**提示抜粋**
= = = = = = =

絵本の読み聞かせやリズム遊びも、幼児期には有効なアプローチです。読み終わった後に子どもと一緒に感想を言い合えば、想像力だけでなくコミュニケーション力や表現力も育ちやすくなります。
また、リズム遊びでは音楽に合わせて手をたたいたり踊ったりするうちに、自己表現と注意力が並行して鍛えられます。幼児期はまだ集中時間が短いので、無理をさせず楽しくできる範囲で取り組みを継続することが大切です。
小学生(7~12歳)
小学生になると、学習の基礎として読む・書く・計算する力を育てながら、さまざまな課外活動や友人関係を経験していきます。この時期に前頭葉を鍛えておくと、学習だけでなく社会性や協調性にも好影響が期待できます。
小学生は「認知トレーニング」「運動」「日常生活のルーティン化」の3方向のトレーニングがおすすめです。
認知トレーニング
- パズルやカードゲーム:ルールを理解して遊ぶことで思考力をアップ
- 音読や計算問題:ワーキングメモリや処理速度を鍛える
運動
- キャッチボールやチームスポーツ:仲間と連携して動くことで注意力と協調性を育む
- リズム運動(ダンス、音楽):リズム感を養いつつ、前頭葉を刺激
日常生活のルーティン化
- 朝の支度や帰宅後の流れを明確にして、子どもが自分で管理できるようにする
- タイマーを使って宿題や家事を行い、時間配分を意識させる
小学生はまだ遊び心が旺盛で、飽きっぽい一面もあります。ゲーム感覚や競争要素を取り入れるなど、楽しく続けられる工夫を凝らすと効果的です。また、子どもが得意と感じる領域を見つけ、そこを伸ばしてあげると自信につながり、前頭葉トレーニングのモチベーションも高めやすくなります。
中学・高校生(13~18歳)

= = = = = = =

**提供データ**
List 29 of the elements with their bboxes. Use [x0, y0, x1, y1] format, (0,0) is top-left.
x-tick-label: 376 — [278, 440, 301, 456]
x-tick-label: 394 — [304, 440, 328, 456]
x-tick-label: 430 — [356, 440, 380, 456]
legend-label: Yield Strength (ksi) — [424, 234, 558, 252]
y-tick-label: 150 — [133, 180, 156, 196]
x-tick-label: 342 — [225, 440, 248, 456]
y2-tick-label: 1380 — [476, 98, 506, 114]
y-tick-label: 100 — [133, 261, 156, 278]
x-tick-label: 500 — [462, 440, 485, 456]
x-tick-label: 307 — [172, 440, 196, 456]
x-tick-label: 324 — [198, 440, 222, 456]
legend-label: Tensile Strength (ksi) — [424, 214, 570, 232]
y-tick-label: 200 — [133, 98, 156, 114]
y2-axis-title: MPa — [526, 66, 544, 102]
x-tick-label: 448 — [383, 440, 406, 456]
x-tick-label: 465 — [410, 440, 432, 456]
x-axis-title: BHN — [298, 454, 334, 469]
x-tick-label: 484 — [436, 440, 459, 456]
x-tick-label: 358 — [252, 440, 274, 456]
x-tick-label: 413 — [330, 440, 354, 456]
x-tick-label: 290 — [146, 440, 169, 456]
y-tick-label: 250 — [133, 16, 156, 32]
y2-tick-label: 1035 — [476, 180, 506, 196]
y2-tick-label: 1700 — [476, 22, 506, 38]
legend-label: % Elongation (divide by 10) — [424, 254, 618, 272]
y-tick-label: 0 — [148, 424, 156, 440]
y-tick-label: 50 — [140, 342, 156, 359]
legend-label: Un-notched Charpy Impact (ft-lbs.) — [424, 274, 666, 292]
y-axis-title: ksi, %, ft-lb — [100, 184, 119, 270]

= = = = = = =

前頭葉トレーニングについての抜粋では、小学生にはどの3方向のトレーニングが勧められていますか。 記録はこの作業に一切関係しません。

認知トレーニング、運動、日常生活のルーティン化の3方向です。